### Records to process
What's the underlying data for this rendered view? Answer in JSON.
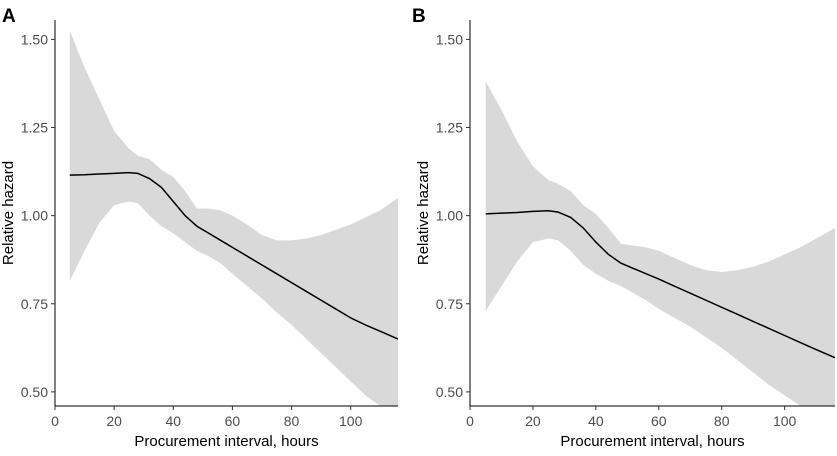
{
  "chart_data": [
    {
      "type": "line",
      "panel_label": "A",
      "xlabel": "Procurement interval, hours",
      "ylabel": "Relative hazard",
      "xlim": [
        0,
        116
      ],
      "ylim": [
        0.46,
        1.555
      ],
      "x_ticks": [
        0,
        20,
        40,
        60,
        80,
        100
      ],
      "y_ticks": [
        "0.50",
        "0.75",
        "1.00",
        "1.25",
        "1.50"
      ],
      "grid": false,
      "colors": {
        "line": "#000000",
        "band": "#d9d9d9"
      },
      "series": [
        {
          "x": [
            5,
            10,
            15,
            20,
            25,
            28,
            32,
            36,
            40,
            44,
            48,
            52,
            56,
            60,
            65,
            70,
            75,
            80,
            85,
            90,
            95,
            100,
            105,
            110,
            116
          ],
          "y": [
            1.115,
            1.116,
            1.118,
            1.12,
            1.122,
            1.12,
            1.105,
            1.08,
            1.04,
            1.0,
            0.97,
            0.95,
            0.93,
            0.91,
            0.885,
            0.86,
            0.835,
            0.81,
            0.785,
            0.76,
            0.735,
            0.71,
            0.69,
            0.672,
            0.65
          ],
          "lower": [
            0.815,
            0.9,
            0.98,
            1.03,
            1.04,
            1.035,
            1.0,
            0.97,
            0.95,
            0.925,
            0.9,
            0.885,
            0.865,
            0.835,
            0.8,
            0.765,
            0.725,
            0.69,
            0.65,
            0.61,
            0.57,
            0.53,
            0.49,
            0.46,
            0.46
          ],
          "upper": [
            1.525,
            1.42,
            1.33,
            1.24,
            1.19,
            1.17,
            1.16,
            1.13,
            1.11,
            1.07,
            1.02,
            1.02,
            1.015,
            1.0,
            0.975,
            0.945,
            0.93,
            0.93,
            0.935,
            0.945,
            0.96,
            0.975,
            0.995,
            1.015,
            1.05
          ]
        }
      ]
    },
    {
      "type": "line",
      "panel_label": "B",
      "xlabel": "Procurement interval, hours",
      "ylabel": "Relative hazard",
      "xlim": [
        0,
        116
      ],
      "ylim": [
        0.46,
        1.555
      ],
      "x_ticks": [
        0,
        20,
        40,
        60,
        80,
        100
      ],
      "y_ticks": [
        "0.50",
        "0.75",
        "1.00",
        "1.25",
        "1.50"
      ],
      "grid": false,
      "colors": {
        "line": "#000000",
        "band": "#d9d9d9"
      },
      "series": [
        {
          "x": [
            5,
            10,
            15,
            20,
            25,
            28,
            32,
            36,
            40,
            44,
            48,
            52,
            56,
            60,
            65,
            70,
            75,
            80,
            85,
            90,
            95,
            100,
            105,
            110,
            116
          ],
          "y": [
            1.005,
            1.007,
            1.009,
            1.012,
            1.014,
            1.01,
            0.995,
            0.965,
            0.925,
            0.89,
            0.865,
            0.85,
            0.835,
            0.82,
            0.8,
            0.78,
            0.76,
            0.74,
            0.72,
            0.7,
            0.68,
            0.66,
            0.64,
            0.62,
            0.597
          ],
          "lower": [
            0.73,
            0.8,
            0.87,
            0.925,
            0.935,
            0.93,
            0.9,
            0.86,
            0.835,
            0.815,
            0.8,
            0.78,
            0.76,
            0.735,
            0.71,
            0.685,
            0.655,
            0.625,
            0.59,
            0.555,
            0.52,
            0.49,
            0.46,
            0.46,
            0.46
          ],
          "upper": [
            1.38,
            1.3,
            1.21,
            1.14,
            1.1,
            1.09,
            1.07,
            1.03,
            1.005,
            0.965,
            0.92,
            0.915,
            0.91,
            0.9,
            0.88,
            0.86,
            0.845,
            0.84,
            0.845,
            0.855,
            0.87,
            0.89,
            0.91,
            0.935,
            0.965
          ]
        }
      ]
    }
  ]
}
######
With the pictures left out, transcribe the material exactly.

What's the underlying data for this rendered view? Answer in JSON.
{
  "chart_data": [
    {
      "type": "line",
      "panel_label": "A",
      "xlabel": "Procurement interval, hours",
      "ylabel": "Relative hazard",
      "xlim": [
        0,
        116
      ],
      "ylim": [
        0.46,
        1.555
      ],
      "x_ticks": [
        0,
        20,
        40,
        60,
        80,
        100
      ],
      "y_ticks": [
        "0.50",
        "0.75",
        "1.00",
        "1.25",
        "1.50"
      ],
      "grid": false,
      "colors": {
        "line": "#000000",
        "band": "#d9d9d9"
      },
      "series": [
        {
          "x": [
            5,
            10,
            15,
            20,
            25,
            28,
            32,
            36,
            40,
            44,
            48,
            52,
            56,
            60,
            65,
            70,
            75,
            80,
            85,
            90,
            95,
            100,
            105,
            110,
            116
          ],
          "y": [
            1.115,
            1.116,
            1.118,
            1.12,
            1.122,
            1.12,
            1.105,
            1.08,
            1.04,
            1.0,
            0.97,
            0.95,
            0.93,
            0.91,
            0.885,
            0.86,
            0.835,
            0.81,
            0.785,
            0.76,
            0.735,
            0.71,
            0.69,
            0.672,
            0.65
          ],
          "lower": [
            0.815,
            0.9,
            0.98,
            1.03,
            1.04,
            1.035,
            1.0,
            0.97,
            0.95,
            0.925,
            0.9,
            0.885,
            0.865,
            0.835,
            0.8,
            0.765,
            0.725,
            0.69,
            0.65,
            0.61,
            0.57,
            0.53,
            0.49,
            0.46,
            0.46
          ],
          "upper": [
            1.525,
            1.42,
            1.33,
            1.24,
            1.19,
            1.17,
            1.16,
            1.13,
            1.11,
            1.07,
            1.02,
            1.02,
            1.015,
            1.0,
            0.975,
            0.945,
            0.93,
            0.93,
            0.935,
            0.945,
            0.96,
            0.975,
            0.995,
            1.015,
            1.05
          ]
        }
      ]
    },
    {
      "type": "line",
      "panel_label": "B",
      "xlabel": "Procurement interval, hours",
      "ylabel": "Relative hazard",
      "xlim": [
        0,
        116
      ],
      "ylim": [
        0.46,
        1.555
      ],
      "x_ticks": [
        0,
        20,
        40,
        60,
        80,
        100
      ],
      "y_ticks": [
        "0.50",
        "0.75",
        "1.00",
        "1.25",
        "1.50"
      ],
      "grid": false,
      "colors": {
        "line": "#000000",
        "band": "#d9d9d9"
      },
      "series": [
        {
          "x": [
            5,
            10,
            15,
            20,
            25,
            28,
            32,
            36,
            40,
            44,
            48,
            52,
            56,
            60,
            65,
            70,
            75,
            80,
            85,
            90,
            95,
            100,
            105,
            110,
            116
          ],
          "y": [
            1.005,
            1.007,
            1.009,
            1.012,
            1.014,
            1.01,
            0.995,
            0.965,
            0.925,
            0.89,
            0.865,
            0.85,
            0.835,
            0.82,
            0.8,
            0.78,
            0.76,
            0.74,
            0.72,
            0.7,
            0.68,
            0.66,
            0.64,
            0.62,
            0.597
          ],
          "lower": [
            0.73,
            0.8,
            0.87,
            0.925,
            0.935,
            0.93,
            0.9,
            0.86,
            0.835,
            0.815,
            0.8,
            0.78,
            0.76,
            0.735,
            0.71,
            0.685,
            0.655,
            0.625,
            0.59,
            0.555,
            0.52,
            0.49,
            0.46,
            0.46,
            0.46
          ],
          "upper": [
            1.38,
            1.3,
            1.21,
            1.14,
            1.1,
            1.09,
            1.07,
            1.03,
            1.005,
            0.965,
            0.92,
            0.915,
            0.91,
            0.9,
            0.88,
            0.86,
            0.845,
            0.84,
            0.845,
            0.855,
            0.87,
            0.89,
            0.91,
            0.935,
            0.965
          ]
        }
      ]
    }
  ]
}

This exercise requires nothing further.